/---
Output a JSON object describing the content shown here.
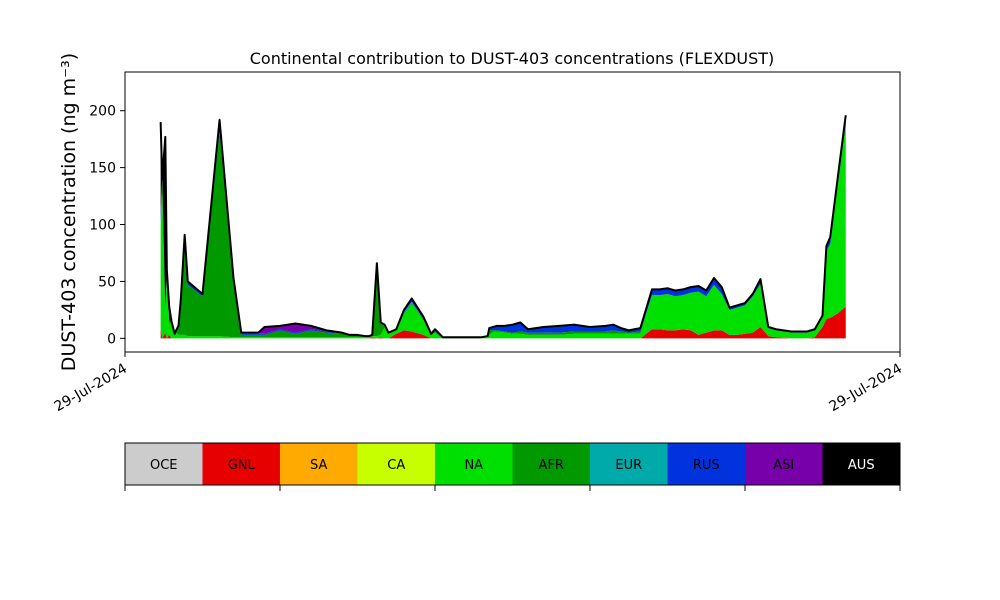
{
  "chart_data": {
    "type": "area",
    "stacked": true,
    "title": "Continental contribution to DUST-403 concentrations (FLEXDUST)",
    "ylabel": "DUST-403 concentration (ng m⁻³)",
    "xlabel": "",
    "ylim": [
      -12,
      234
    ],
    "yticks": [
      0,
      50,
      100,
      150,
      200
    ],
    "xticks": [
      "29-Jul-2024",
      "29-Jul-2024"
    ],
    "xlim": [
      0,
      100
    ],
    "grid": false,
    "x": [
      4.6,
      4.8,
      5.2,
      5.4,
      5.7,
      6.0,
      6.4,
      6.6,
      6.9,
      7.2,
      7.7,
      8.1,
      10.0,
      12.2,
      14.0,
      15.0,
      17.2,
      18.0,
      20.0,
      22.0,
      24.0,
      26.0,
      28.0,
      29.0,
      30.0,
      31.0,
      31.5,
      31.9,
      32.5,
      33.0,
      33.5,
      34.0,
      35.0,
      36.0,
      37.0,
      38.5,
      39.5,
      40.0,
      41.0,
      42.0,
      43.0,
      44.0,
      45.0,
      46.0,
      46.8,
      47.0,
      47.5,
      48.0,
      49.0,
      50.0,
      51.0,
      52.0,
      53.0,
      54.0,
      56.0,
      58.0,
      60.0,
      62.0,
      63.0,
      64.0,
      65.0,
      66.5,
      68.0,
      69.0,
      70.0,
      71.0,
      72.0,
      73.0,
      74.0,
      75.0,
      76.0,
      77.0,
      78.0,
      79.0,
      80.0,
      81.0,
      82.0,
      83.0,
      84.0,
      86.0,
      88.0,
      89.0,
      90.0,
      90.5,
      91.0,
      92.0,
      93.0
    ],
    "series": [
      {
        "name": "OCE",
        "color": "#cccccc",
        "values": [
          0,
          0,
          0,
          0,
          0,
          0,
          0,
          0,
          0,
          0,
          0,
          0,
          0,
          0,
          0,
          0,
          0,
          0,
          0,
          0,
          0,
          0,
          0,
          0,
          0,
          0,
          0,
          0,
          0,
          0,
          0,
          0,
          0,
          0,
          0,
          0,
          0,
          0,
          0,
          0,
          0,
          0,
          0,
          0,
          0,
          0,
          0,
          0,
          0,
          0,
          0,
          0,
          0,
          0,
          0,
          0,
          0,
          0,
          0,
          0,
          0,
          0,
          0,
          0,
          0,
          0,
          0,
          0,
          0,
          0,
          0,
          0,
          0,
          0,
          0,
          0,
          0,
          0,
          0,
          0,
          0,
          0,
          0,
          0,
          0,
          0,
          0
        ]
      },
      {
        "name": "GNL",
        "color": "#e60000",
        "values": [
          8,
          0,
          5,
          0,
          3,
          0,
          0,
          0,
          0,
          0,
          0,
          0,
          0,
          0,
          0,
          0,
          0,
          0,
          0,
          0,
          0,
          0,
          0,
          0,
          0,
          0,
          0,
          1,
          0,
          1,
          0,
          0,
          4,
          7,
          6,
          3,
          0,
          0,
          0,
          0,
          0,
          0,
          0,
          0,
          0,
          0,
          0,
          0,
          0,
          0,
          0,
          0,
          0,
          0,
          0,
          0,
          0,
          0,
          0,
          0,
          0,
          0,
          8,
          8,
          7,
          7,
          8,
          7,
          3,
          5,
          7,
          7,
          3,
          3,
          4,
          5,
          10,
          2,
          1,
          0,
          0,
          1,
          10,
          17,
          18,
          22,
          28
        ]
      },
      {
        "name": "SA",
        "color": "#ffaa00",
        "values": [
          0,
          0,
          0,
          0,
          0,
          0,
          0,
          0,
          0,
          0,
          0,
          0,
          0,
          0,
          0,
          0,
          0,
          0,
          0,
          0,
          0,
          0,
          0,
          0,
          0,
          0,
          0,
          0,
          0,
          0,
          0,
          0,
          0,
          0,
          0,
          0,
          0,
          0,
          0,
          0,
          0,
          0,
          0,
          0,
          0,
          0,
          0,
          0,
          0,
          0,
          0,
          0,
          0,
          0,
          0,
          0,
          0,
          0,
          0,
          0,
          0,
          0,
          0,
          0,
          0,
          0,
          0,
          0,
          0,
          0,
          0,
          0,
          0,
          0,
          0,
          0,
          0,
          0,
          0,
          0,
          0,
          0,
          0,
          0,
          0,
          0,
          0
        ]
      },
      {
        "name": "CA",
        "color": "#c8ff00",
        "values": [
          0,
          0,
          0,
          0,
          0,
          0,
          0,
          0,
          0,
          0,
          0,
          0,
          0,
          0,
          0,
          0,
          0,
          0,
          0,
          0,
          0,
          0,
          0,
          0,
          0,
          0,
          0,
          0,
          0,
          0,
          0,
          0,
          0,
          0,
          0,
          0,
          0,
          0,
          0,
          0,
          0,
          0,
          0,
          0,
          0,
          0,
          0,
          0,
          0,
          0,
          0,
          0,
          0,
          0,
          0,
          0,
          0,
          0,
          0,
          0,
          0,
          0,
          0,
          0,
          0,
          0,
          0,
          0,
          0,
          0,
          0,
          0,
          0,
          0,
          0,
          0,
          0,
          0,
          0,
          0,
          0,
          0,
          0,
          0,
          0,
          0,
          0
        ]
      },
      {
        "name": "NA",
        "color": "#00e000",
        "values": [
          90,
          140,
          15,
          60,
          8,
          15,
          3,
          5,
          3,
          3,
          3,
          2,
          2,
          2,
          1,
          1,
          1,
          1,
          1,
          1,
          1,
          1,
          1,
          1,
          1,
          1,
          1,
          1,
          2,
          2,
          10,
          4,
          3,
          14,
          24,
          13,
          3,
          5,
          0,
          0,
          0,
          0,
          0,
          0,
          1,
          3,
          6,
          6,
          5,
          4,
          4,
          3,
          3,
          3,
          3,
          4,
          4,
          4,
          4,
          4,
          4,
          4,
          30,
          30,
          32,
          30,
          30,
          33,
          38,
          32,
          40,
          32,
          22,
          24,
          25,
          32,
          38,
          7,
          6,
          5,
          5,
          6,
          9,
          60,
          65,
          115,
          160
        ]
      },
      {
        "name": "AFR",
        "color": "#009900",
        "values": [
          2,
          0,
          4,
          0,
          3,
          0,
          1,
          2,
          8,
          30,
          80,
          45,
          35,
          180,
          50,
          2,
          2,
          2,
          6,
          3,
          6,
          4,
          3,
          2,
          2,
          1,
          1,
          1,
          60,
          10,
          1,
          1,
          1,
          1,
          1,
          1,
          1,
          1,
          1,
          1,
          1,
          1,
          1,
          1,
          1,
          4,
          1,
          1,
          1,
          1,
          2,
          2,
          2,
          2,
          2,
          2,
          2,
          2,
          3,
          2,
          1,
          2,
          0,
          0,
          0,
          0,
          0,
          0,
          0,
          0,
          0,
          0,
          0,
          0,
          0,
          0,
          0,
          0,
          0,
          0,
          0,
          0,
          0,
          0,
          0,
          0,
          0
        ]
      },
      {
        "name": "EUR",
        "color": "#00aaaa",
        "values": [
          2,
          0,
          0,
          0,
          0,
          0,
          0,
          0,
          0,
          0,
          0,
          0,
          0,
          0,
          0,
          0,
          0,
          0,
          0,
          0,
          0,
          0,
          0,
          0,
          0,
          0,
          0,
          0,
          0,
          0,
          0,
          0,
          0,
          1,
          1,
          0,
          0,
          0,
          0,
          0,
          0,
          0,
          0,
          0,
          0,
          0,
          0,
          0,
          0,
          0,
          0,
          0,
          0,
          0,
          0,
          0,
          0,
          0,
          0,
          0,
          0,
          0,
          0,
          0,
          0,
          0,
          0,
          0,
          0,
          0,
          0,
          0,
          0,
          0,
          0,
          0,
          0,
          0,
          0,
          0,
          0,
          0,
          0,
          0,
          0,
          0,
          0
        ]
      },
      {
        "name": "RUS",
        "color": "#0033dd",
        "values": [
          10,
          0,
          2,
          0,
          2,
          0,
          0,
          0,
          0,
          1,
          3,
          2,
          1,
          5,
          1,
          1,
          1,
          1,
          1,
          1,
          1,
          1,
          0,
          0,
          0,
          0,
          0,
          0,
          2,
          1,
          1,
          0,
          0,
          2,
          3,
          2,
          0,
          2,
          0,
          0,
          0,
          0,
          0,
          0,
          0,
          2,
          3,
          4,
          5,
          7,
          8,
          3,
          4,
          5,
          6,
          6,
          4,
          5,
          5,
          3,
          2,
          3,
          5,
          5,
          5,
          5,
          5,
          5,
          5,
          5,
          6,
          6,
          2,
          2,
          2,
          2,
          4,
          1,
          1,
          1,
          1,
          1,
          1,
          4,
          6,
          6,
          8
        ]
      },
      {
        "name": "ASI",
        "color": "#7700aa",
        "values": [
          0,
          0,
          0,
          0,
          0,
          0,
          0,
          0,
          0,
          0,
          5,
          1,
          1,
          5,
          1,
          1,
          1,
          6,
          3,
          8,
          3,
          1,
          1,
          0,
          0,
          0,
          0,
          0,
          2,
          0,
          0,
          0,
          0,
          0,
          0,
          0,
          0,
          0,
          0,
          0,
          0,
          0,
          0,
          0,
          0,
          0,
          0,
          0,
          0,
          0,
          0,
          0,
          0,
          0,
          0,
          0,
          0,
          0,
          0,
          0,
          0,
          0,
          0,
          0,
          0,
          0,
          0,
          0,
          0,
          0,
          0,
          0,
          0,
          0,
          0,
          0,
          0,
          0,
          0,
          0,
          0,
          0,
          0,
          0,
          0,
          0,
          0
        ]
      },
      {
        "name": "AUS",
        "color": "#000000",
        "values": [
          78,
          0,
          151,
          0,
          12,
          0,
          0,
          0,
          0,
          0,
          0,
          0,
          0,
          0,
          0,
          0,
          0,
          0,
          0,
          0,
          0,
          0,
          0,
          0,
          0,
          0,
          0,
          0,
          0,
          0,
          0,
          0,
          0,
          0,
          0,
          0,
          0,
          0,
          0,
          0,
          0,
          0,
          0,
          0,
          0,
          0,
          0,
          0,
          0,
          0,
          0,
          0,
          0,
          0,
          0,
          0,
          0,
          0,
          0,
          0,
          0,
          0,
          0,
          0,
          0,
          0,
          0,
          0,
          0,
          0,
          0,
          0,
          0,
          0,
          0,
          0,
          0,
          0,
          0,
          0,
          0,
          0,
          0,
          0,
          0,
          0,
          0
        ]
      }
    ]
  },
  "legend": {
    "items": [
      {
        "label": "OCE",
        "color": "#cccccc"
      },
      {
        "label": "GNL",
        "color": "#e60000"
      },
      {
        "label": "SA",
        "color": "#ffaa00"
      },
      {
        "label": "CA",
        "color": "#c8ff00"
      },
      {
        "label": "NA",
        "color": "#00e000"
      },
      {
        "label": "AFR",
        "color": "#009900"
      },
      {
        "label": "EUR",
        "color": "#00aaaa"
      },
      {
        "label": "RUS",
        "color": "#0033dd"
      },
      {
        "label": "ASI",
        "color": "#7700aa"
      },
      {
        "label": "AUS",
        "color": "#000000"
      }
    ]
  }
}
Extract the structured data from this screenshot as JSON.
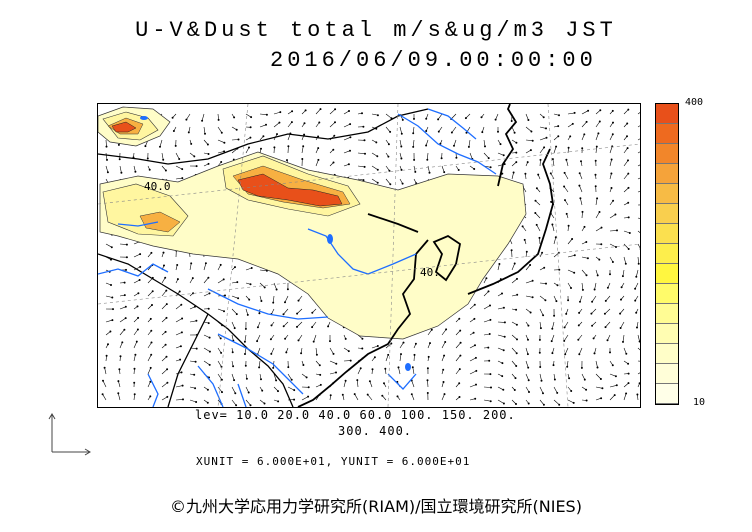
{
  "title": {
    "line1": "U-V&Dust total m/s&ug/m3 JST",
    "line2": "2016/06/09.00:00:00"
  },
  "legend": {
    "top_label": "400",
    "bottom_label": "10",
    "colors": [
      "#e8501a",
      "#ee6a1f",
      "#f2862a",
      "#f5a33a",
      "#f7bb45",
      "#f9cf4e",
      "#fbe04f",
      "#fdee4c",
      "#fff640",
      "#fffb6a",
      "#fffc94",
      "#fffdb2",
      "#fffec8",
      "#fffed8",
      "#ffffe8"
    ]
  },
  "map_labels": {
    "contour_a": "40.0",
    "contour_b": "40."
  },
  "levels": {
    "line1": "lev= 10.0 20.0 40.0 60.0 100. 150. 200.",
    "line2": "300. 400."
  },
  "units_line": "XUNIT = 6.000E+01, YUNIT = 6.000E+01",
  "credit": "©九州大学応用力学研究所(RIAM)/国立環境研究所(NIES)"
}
\---
* _Exercise details_:
Above are the records. Copy exactly, and only, the lines from the line containing "Extract the structured" through the last one, omitting any pictures.

* _Response_:
Extract the structured data from this screenshot as JSON.
{
  "title": {
    "line1": "U-V&Dust total m/s&ug/m3 JST",
    "line2": "2016/06/09.00:00:00"
  },
  "legend": {
    "top_label": "400",
    "bottom_label": "10",
    "colors": [
      "#e8501a",
      "#ee6a1f",
      "#f2862a",
      "#f5a33a",
      "#f7bb45",
      "#f9cf4e",
      "#fbe04f",
      "#fdee4c",
      "#fff640",
      "#fffb6a",
      "#fffc94",
      "#fffdb2",
      "#fffec8",
      "#fffed8",
      "#ffffe8"
    ]
  },
  "map_labels": {
    "contour_a": "40.0",
    "contour_b": "40."
  },
  "levels": {
    "line1": "lev= 10.0 20.0 40.0 60.0 100. 150. 200.",
    "line2": "300. 400."
  },
  "units_line": "XUNIT = 6.000E+01, YUNIT = 6.000E+01",
  "credit": "©九州大学応用力学研究所(RIAM)/国立環境研究所(NIES)"
}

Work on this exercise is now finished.